> EXERCISE:
Reproduce every entry exactly.

Records from a data collection
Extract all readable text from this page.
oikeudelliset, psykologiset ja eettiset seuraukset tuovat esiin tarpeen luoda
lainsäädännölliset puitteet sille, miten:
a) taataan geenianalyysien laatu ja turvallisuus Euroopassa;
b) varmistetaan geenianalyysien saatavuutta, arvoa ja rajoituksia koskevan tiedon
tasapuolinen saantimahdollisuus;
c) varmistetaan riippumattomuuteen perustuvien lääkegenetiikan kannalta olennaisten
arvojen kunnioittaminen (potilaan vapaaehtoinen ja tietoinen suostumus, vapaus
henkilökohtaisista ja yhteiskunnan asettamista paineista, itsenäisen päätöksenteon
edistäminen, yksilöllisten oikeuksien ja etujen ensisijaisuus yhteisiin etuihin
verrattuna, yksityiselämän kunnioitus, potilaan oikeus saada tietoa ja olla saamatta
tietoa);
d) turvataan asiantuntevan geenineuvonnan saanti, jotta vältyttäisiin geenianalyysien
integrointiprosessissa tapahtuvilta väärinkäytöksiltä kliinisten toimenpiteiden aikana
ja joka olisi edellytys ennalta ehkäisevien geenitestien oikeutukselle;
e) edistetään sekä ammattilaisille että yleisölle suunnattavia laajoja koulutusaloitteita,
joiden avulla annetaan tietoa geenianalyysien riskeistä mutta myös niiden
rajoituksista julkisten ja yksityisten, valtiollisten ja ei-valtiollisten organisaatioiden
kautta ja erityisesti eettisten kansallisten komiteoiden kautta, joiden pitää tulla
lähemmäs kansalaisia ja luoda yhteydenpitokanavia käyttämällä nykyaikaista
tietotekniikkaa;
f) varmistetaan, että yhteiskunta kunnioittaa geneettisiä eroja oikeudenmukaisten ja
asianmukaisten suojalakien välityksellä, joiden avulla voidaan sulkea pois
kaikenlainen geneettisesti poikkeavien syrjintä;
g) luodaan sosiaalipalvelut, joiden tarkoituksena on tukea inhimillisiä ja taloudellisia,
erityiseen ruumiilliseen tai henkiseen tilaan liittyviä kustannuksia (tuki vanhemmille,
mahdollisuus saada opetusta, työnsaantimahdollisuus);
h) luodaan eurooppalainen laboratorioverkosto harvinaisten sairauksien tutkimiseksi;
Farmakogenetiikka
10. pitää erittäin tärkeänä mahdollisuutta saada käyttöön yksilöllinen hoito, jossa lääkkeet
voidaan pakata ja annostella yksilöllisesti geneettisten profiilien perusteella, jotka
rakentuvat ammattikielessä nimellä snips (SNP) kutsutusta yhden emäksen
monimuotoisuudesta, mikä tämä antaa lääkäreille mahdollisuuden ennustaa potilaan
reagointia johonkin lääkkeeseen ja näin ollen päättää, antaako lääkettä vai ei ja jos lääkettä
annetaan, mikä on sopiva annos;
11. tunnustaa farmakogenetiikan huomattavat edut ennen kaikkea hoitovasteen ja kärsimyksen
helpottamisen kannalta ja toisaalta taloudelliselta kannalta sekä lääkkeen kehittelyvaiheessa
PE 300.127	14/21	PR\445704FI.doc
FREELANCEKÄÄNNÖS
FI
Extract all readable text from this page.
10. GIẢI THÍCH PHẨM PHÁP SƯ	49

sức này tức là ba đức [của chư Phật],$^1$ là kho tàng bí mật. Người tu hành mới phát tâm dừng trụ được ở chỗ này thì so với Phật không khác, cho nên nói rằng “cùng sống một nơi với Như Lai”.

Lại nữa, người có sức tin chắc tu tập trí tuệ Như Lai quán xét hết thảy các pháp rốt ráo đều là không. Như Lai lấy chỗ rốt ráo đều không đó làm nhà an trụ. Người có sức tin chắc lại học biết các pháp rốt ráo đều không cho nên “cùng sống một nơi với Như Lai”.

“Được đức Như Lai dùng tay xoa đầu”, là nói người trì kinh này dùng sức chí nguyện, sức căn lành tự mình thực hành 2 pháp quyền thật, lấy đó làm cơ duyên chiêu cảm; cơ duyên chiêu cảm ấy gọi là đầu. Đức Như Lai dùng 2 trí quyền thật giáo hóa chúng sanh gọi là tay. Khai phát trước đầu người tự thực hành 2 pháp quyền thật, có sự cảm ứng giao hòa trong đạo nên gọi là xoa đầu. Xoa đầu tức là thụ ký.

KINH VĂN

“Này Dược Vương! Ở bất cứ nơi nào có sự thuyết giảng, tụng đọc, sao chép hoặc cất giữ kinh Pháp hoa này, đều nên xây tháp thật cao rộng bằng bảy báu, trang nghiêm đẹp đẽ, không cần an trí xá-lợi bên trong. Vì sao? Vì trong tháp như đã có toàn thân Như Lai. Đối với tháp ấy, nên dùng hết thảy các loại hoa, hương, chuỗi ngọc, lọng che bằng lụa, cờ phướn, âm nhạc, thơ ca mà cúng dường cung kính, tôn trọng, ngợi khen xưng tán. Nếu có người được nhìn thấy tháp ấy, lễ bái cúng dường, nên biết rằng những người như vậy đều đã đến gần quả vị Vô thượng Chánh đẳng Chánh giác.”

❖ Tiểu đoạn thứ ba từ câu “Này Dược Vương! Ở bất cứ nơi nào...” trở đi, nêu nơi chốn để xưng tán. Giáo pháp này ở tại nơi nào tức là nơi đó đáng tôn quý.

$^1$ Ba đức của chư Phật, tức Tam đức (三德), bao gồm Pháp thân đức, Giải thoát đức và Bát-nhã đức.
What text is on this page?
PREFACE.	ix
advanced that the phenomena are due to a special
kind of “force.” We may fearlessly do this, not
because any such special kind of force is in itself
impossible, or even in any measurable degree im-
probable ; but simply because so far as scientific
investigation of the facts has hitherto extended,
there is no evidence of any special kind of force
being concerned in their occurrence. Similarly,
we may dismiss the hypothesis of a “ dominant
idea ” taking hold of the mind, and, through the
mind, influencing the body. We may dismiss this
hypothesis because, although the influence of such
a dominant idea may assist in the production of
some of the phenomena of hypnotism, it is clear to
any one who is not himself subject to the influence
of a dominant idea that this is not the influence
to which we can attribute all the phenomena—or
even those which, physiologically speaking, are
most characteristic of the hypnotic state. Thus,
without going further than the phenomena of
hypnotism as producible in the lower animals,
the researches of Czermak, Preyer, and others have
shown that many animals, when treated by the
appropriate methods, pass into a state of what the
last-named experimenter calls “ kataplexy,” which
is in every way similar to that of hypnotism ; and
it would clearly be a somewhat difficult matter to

> THE REPLY:
Extract all readable text from this page.
oikeudelliset, psykologiset ja eettiset seuraukset tuovat esiin tarpeen luoda
lainsäädännölliset puitteet sille, miten:
a) taataan geenianalyysien laatu ja turvallisuus Euroopassa;
b) varmistetaan geenianalyysien saatavuutta, arvoa ja rajoituksia koskevan tiedon
tasapuolinen saantimahdollisuus;
c) varmistetaan riippumattomuuteen perustuvien lääkegenetiikan kannalta olennaisten
arvojen kunnioittaminen (potilaan vapaaehtoinen ja tietoinen suostumus, vapaus
henkilökohtaisista ja yhteiskunnan asettamista paineista, itsenäisen päätöksenteon
edistäminen, yksilöllisten oikeuksien ja etujen ensisijaisuus yhteisiin etuihin
verrattuna, yksityiselämän kunnioitus, potilaan oikeus saada tietoa ja olla saamatta
tietoa);
d) turvataan asiantuntevan geenineuvonnan saanti, jotta vältyttäisiin geenianalyysien
integrointiprosessissa tapahtuvilta väärinkäytöksiltä kliinisten toimenpiteiden aikana
ja joka olisi edellytys ennalta ehkäisevien geenitestien oikeutukselle;
e) edistetään sekä ammattilaisille että yleisölle suunnattavia laajoja koulutusaloitteita,
joiden avulla annetaan tietoa geenianalyysien riskeistä mutta myös niiden
rajoituksista julkisten ja yksityisten, valtiollisten ja ei-valtiollisten organisaatioiden
kautta ja erityisesti eettisten kansallisten komiteoiden kautta, joiden pitää tulla
lähemmäs kansalaisia ja luoda yhteydenpitokanavia käyttämällä nykyaikaista
tietotekniikkaa;
f) varmistetaan, että yhteiskunta kunnioittaa geneettisiä eroja oikeudenmukaisten ja
asianmukaisten suojalakien välityksellä, joiden avulla voidaan sulkea pois
kaikenlainen geneettisesti poikkeavien syrjintä;
g) luodaan sosiaalipalvelut, joiden tarkoituksena on tukea inhimillisiä ja taloudellisia,
erityiseen ruumiilliseen tai henkiseen tilaan liittyviä kustannuksia (tuki vanhemmille,
mahdollisuus saada opetusta, työnsaantimahdollisuus);
h) luodaan eurooppalainen laboratorioverkosto harvinaisten sairauksien tutkimiseksi;
Farmakogenetiikka
10. pitää erittäin tärkeänä mahdollisuutta saada käyttöön yksilöllinen hoito, jossa lääkkeet
voidaan pakata ja annostella yksilöllisesti geneettisten profiilien perusteella, jotka
rakentuvat ammattikielessä nimellä snips (SNP) kutsutusta yhden emäksen
monimuotoisuudesta, mikä tämä antaa lääkäreille mahdollisuuden ennustaa potilaan
reagointia johonkin lääkkeeseen ja näin ollen päättää, antaako lääkettä vai ei ja jos lääkettä
annetaan, mikä on sopiva annos;
11. tunnustaa farmakogenetiikan huomattavat edut ennen kaikkea hoitovasteen ja kärsimyksen
helpottamisen kannalta ja toisaalta taloudelliselta kannalta sekä lääkkeen kehittelyvaiheessa
PE 300.127	14/21	PR\445704FI.doc
FREELANCEKÄÄNNÖS
FI
Extract all readable text from this page.
10. GIẢI THÍCH PHẨM PHÁP SƯ	49

sức này tức là ba đức [của chư Phật],$^1$ là kho tàng bí mật. Người tu hành mới phát tâm dừng trụ được ở chỗ này thì so với Phật không khác, cho nên nói rằng “cùng sống một nơi với Như Lai”.

Lại nữa, người có sức tin chắc tu tập trí tuệ Như Lai quán xét hết thảy các pháp rốt ráo đều là không. Như Lai lấy chỗ rốt ráo đều không đó làm nhà an trụ. Người có sức tin chắc lại học biết các pháp rốt ráo đều không cho nên “cùng sống một nơi với Như Lai”.

“Được đức Như Lai dùng tay xoa đầu”, là nói người trì kinh này dùng sức chí nguyện, sức căn lành tự mình thực hành 2 pháp quyền thật, lấy đó làm cơ duyên chiêu cảm; cơ duyên chiêu cảm ấy gọi là đầu. Đức Như Lai dùng 2 trí quyền thật giáo hóa chúng sanh gọi là tay. Khai phát trước đầu người tự thực hành 2 pháp quyền thật, có sự cảm ứng giao hòa trong đạo nên gọi là xoa đầu. Xoa đầu tức là thụ ký.

KINH VĂN

“Này Dược Vương! Ở bất cứ nơi nào có sự thuyết giảng, tụng đọc, sao chép hoặc cất giữ kinh Pháp hoa này, đều nên xây tháp thật cao rộng bằng bảy báu, trang nghiêm đẹp đẽ, không cần an trí xá-lợi bên trong. Vì sao? Vì trong tháp như đã có toàn thân Như Lai. Đối với tháp ấy, nên dùng hết thảy các loại hoa, hương, chuỗi ngọc, lọng che bằng lụa, cờ phướn, âm nhạc, thơ ca mà cúng dường cung kính, tôn trọng, ngợi khen xưng tán. Nếu có người được nhìn thấy tháp ấy, lễ bái cúng dường, nên biết rằng những người như vậy đều đã đến gần quả vị Vô thượng Chánh đẳng Chánh giác.”

❖ Tiểu đoạn thứ ba từ câu “Này Dược Vương! Ở bất cứ nơi nào...” trở đi, nêu nơi chốn để xưng tán. Giáo pháp này ở tại nơi nào tức là nơi đó đáng tôn quý.

$^1$ Ba đức của chư Phật, tức Tam đức (三德), bao gồm Pháp thân đức, Giải thoát đức và Bát-nhã đức.
What text is on this page?
PREFACE.	ix
advanced that the phenomena are due to a special
kind of “force.” We may fearlessly do this, not
because any such special kind of force is in itself
impossible, or even in any measurable degree im-
probable ; but simply because so far as scientific
investigation of the facts has hitherto extended,
there is no evidence of any special kind of force
being concerned in their occurrence. Similarly,
we may dismiss the hypothesis of a “ dominant
idea ” taking hold of the mind, and, through the
mind, influencing the body. We may dismiss this
hypothesis because, although the influence of such
a dominant idea may assist in the production of
some of the phenomena of hypnotism, it is clear to
any one who is not himself subject to the influence
of a dominant idea that this is not the influence
to which we can attribute all the phenomena—or
even those which, physiologically speaking, are
most characteristic of the hypnotic state. Thus,
without going further than the phenomena of
hypnotism as producible in the lower animals,
the researches of Czermak, Preyer, and others have
shown that many animals, when treated by the
appropriate methods, pass into a state of what the
last-named experimenter calls “ kataplexy,” which
is in every way similar to that of hypnotism ; and
it would clearly be a somewhat difficult matter to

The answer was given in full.